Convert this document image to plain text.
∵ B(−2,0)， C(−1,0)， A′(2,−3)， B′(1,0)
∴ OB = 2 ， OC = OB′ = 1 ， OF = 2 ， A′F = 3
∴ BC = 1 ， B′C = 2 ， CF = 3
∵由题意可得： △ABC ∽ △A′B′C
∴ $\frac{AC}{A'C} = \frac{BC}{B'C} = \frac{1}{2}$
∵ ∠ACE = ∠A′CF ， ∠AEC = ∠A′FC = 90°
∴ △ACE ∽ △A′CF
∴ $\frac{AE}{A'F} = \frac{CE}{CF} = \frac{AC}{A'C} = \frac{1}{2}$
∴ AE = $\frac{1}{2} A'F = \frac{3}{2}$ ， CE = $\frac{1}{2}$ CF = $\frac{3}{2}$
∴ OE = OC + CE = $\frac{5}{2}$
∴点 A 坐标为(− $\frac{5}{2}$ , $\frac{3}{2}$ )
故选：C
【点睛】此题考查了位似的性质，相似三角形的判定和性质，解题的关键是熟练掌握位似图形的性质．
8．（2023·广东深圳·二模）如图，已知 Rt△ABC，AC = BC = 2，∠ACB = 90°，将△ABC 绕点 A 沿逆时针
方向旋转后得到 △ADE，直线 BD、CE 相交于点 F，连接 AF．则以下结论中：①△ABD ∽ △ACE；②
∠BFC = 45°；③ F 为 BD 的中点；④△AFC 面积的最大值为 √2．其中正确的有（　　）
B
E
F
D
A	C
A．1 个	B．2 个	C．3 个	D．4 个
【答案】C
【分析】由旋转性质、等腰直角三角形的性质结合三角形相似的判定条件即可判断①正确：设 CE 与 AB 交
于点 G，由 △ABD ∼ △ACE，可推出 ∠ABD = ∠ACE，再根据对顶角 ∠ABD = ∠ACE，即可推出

━━━━━━━━━━━━━━━━━━━━

Directive:
Find the word "frac" in the records and pull out each line that has it.

Answer to this problem:
∴ $\frac{AC}{A'C} = \frac{BC}{B'C} = \frac{1}{2}$
∴ $\frac{AE}{A'F} = \frac{CE}{CF} = \frac{AC}{A'C} = \frac{1}{2}$
∴ AE = $\frac{1}{2} A'F = \frac{3}{2}$ ， CE = $\frac{1}{2}$ CF = $\frac{3}{2}$
∴ OE = OC + CE = $\frac{5}{2}$
∴点 A 坐标为(− $\frac{5}{2}$ , $\frac{3}{2}$ )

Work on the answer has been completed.